WHAT TO PRODUCE: The entries below are to be transcribed in full, without their images.

Data tied to figure images
* Start *

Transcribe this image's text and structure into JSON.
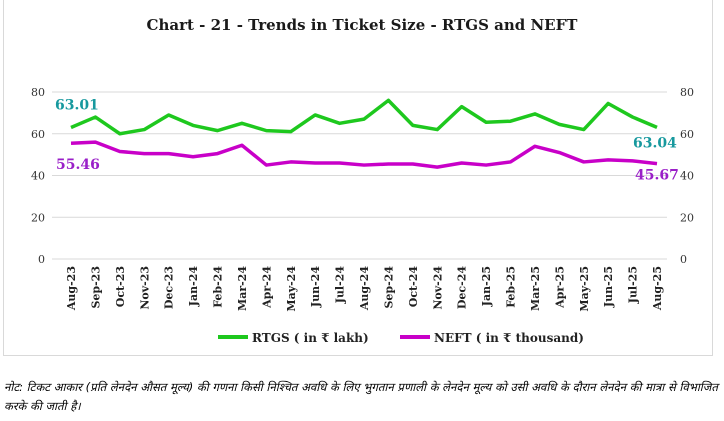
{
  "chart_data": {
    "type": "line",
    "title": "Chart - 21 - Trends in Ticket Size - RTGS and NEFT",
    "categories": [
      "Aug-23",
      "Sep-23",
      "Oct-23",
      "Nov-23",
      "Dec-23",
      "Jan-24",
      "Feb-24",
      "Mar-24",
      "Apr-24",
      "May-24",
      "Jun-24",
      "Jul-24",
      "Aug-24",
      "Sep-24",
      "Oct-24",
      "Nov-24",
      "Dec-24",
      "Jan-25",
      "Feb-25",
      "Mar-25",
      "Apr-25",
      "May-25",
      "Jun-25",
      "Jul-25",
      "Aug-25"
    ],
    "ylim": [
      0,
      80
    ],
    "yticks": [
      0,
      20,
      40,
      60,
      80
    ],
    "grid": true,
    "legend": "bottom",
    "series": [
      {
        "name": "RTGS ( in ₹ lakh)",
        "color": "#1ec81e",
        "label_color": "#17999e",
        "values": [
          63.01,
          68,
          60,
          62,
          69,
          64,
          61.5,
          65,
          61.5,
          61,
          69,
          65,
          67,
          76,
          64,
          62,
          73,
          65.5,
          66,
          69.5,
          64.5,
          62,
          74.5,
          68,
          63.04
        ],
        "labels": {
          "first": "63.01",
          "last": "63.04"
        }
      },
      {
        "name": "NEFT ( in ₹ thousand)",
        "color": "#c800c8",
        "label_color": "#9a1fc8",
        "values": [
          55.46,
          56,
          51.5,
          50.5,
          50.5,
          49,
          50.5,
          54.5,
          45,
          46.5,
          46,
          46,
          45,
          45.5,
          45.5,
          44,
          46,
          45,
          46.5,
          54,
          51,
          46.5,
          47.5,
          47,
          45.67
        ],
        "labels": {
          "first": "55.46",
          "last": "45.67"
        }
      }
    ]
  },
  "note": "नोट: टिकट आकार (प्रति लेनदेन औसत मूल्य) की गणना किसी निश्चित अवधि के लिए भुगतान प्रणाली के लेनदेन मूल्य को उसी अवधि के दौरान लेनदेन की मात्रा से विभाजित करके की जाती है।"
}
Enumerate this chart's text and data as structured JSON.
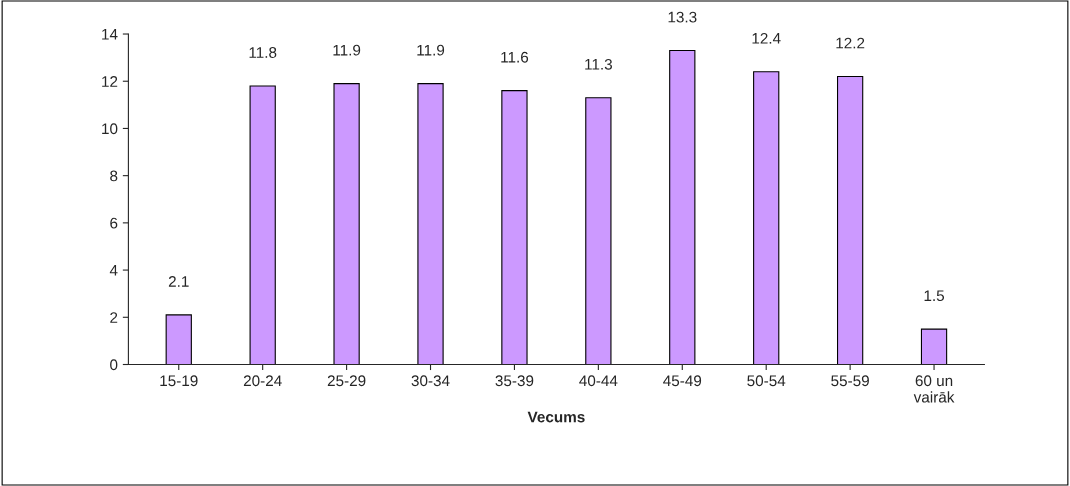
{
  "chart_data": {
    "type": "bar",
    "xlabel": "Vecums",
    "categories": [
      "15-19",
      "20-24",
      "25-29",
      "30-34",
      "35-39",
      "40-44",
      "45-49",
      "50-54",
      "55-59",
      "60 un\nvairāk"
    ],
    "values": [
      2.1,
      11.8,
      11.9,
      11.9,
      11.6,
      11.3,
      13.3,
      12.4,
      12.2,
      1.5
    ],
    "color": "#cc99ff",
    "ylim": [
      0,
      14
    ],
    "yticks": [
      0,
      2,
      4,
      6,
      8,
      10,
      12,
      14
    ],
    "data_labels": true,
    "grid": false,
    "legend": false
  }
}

* End *

RESULT:
Transcribe this image's text and structure into JSON.
{
  "chart_data": {
    "type": "line",
    "title": "Chart - 21 - Trends in Ticket Size - RTGS and NEFT",
    "categories": [
      "Aug-23",
      "Sep-23",
      "Oct-23",
      "Nov-23",
      "Dec-23",
      "Jan-24",
      "Feb-24",
      "Mar-24",
      "Apr-24",
      "May-24",
      "Jun-24",
      "Jul-24",
      "Aug-24",
      "Sep-24",
      "Oct-24",
      "Nov-24",
      "Dec-24",
      "Jan-25",
      "Feb-25",
      "Mar-25",
      "Apr-25",
      "May-25",
      "Jun-25",
      "Jul-25",
      "Aug-25"
    ],
    "ylim": [
      0,
      80
    ],
    "yticks": [
      0,
      20,
      40,
      60,
      80
    ],
    "grid": true,
    "legend": "bottom",
    "series": [
      {
        "name": "RTGS ( in ₹ lakh)",
        "color": "#1ec81e",
        "label_color": "#17999e",
        "values": [
          63.01,
          68,
          60,
          62,
          69,
          64,
          61.5,
          65,
          61.5,
          61,
          69,
          65,
          67,
          76,
          64,
          62,
          73,
          65.5,
          66,
          69.5,
          64.5,
          62,
          74.5,
          68,
          63.04
        ],
        "labels": {
          "first": "63.01",
          "last": "63.04"
        }
      },
      {
        "name": "NEFT ( in ₹ thousand)",
        "color": "#c800c8",
        "label_color": "#9a1fc8",
        "values": [
          55.46,
          56,
          51.5,
          50.5,
          50.5,
          49,
          50.5,
          54.5,
          45,
          46.5,
          46,
          46,
          45,
          45.5,
          45.5,
          44,
          46,
          45,
          46.5,
          54,
          51,
          46.5,
          47.5,
          47,
          45.67
        ],
        "labels": {
          "first": "55.46",
          "last": "45.67"
        }
      }
    ]
  },
  "note": "नोट: टिकट आकार (प्रति लेनदेन औसत मूल्य) की गणना किसी निश्चित अवधि के लिए भुगतान प्रणाली के लेनदेन मूल्य को उसी अवधि के दौरान लेनदेन की मात्रा से विभाजित करके की जाती है।"
}
Enumerate this chart's text and data as structured JSON.
{
  "chart_data": {
    "type": "bar",
    "xlabel": "Vecums",
    "categories": [
      "15-19",
      "20-24",
      "25-29",
      "30-34",
      "35-39",
      "40-44",
      "45-49",
      "50-54",
      "55-59",
      "60 un\nvairāk"
    ],
    "values": [
      2.1,
      11.8,
      11.9,
      11.9,
      11.6,
      11.3,
      13.3,
      12.4,
      12.2,
      1.5
    ],
    "color": "#cc99ff",
    "ylim": [
      0,
      14
    ],
    "yticks": [
      0,
      2,
      4,
      6,
      8,
      10,
      12,
      14
    ],
    "data_labels": true,
    "grid": false,
    "legend": false
  }
}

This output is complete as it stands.